**Página:**
Daniela Arbex decidiu elaborar narrativa a respeito do incêndio da boate Kiss, em Santa Maria, no Rio Grande do Sul, para que as pessoas não virem a página para esse caso. O livro Todo dia a mesma noite: a história não contada da boate Kiss (2018, Editora Intrínseca) tem a capa cinza, como foi a madrugada de 27 de janeiro de 2013. Na segunda e na terceira capas, estão inscritos os nomes das 242 vítimas. E, nas páginas, um coro harmônico composto pelas vozes de pessoas que atribuíram características únicas a cada um dos mortos, visto que não eram números.
O incêndio em questão foi causado por imprudência, superlotação e más condições de segurança do local, resultando em outros 680 feridos. A maior parte dos mortos foi asfixiada pela fumaça tóxica que tomou conta do ambiente interno. Apesar dos inquéritos apontarem vários responsáveis em uma série de falhas, poucos foram denunciados, gerando ainda mais dor aos parentes dos mortos.

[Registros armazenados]
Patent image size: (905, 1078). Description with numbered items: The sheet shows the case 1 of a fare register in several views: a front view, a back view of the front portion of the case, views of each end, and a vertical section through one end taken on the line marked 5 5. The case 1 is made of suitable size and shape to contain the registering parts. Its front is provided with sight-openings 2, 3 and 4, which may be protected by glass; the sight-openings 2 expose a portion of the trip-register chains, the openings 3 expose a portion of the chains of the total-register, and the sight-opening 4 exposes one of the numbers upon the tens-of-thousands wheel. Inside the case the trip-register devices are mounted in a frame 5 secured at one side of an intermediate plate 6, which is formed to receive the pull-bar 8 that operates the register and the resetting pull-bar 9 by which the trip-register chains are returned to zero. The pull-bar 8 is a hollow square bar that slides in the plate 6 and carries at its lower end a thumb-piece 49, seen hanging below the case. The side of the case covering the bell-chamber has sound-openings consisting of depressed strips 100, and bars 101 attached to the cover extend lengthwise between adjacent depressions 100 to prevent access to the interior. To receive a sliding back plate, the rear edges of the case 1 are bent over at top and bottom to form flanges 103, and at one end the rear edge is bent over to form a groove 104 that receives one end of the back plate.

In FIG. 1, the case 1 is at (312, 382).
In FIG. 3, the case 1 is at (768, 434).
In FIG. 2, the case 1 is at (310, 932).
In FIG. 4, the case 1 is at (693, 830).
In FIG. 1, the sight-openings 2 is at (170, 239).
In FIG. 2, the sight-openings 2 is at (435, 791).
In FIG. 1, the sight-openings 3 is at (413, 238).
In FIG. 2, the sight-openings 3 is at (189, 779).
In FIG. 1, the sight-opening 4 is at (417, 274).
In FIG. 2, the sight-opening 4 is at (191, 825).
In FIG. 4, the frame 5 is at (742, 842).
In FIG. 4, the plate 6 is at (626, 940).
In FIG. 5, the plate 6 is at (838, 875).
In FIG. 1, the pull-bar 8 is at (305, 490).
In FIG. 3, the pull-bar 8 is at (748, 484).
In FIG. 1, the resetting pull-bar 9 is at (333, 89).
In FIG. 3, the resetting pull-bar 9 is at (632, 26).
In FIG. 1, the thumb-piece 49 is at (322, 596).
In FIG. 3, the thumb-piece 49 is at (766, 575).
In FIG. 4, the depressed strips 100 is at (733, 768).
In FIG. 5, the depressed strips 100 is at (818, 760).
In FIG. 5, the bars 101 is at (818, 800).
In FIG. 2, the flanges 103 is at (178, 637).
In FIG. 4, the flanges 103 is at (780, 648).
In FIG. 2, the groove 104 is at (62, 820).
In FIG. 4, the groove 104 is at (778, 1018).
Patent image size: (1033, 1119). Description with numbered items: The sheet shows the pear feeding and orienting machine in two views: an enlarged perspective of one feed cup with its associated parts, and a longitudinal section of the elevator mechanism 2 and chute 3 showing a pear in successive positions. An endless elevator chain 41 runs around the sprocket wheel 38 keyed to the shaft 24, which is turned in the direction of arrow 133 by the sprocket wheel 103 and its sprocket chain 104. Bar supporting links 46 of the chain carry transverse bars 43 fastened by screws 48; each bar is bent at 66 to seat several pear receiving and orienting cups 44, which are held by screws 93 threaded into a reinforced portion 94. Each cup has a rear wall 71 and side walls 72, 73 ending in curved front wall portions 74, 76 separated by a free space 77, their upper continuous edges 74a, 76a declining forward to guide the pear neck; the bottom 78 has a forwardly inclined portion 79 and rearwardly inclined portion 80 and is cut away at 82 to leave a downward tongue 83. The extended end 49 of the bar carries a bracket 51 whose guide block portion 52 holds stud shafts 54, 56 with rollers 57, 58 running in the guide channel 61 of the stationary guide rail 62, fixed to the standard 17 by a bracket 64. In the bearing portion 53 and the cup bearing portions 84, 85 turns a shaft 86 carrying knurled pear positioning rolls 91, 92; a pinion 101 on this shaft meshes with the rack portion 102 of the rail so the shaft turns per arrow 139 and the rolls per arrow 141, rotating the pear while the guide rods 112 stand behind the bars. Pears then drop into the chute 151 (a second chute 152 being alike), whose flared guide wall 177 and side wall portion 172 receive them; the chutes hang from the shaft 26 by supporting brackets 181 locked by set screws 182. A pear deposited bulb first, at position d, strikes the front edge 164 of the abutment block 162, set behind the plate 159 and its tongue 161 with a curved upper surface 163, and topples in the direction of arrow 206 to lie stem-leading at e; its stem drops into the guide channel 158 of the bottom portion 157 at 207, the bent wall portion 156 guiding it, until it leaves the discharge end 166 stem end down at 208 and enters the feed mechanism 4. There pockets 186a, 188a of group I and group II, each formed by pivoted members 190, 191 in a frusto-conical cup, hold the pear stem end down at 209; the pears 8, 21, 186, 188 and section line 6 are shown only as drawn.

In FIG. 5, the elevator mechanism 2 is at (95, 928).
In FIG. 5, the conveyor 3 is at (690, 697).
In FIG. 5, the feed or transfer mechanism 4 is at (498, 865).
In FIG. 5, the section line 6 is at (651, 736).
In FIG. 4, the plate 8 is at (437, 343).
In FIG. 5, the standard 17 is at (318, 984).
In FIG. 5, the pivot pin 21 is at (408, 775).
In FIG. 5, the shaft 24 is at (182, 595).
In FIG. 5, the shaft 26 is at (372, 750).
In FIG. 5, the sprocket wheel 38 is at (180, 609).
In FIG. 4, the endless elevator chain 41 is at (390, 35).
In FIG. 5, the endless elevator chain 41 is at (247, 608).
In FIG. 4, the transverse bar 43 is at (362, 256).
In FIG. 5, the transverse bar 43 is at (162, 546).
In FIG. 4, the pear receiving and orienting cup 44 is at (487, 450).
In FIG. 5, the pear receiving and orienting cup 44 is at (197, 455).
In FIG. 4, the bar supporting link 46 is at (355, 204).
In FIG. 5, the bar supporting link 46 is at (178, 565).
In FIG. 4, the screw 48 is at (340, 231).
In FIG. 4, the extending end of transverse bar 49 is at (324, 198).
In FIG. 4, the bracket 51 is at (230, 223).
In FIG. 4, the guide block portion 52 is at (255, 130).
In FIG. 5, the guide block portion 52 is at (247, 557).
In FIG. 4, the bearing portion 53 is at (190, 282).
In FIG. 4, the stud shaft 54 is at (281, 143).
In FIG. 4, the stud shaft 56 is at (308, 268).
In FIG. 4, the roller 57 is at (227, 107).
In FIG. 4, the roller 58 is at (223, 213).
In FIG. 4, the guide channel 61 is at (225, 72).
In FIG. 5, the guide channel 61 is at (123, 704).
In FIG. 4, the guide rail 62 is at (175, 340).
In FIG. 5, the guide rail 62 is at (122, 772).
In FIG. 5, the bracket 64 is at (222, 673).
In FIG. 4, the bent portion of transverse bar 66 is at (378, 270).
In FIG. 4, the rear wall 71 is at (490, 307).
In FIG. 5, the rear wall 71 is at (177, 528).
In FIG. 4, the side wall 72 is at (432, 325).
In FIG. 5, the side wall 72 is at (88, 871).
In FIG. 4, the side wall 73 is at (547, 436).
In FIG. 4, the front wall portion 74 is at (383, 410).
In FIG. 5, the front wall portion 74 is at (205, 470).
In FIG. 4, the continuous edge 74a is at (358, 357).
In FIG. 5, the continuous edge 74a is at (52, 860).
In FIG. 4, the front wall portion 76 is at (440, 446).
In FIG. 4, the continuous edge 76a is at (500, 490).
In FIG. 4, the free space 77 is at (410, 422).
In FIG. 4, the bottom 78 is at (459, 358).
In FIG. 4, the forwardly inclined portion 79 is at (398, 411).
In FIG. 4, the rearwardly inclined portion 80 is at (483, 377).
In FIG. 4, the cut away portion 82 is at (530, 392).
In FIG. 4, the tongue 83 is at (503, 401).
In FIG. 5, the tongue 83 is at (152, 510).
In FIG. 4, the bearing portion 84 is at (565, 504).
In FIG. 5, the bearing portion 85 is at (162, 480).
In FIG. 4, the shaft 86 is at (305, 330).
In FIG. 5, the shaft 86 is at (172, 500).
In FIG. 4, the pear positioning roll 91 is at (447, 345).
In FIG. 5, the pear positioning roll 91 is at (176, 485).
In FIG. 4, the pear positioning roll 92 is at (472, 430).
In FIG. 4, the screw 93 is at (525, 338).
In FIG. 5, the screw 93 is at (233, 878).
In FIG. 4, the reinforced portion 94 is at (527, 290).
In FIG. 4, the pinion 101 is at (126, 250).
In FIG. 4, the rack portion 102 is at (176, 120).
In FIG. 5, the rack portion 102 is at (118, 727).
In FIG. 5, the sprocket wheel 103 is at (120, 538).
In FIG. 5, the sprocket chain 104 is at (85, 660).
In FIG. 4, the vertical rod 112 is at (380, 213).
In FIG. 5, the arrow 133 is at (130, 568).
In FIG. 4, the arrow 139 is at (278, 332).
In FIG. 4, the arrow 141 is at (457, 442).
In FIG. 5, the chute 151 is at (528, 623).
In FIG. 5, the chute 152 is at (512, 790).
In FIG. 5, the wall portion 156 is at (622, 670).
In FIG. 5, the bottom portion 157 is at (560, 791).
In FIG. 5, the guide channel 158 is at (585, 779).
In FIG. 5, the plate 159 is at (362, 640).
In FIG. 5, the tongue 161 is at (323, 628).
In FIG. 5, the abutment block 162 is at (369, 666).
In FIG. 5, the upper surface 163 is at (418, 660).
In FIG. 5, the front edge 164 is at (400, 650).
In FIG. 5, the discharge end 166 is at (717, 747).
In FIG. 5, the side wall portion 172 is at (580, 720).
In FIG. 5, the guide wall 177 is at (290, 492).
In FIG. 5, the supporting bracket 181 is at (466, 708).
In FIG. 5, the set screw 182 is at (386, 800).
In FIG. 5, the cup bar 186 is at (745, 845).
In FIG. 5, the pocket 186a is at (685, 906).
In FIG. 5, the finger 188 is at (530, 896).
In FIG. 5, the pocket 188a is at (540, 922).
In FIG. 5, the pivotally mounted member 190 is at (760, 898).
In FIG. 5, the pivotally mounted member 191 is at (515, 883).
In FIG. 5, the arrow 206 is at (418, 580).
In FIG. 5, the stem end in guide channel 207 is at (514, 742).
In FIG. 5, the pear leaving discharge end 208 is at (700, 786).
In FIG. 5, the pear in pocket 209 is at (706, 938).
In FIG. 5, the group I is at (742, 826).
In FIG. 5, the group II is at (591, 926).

**Tarefas:**
a: De acordo com o texto sobre a boate Kiss, por que Daniela Arbex decidiu elaborar sua narrativa a respeito do incêndio? Responda em uma a três frases.
b: Dê seguimento ao texto sobre a boate Kiss a partir da última frase apresentada.
As linhas registradas não têm relação com o texto sobre a boate Kiss.

**Respostas:**
a: Daniela Arbex decidiu elaborar a narrativa sobre o incêndio da boate Kiss, em Santa Maria, para que as pessoas não virem a página para esse caso.

b:
Daniela é uma jornalista brasileira premiada, autora também dos livros Cova 312 (2015, Geração Editorial) e Holocausto brasileiro (2013, Geração Editorial). Ao analisar o seu trabalho, é interessante perceber a importância que ela dá à memória das pessoas comuns e também à coletiva, no sentido de escolher temas importantes que caíram no esquecimento e revelam muito sobre a história do país: tratamento desumano a pacientes psiquiátricos num passado recente, ocorrências obscuras da ditadura militar, falta de fiscalização ou morosidade/descrença da/na Justiça.
Outro elemento relevante em sua obra é a humanização. Num mundo ideal, poderia parecer estranho ressaltar essa característica na atuação de uma jornalista. Todavia, a mídia convencional geralmente se apressa em contar primeiro, dá ênfase a grandes acontecimentos por vários dias até que a novidade se torne comum e não gere mais surpresa. Depois, abandona o tema e seus “personagens”, que são substituídos por outra “tragédia”.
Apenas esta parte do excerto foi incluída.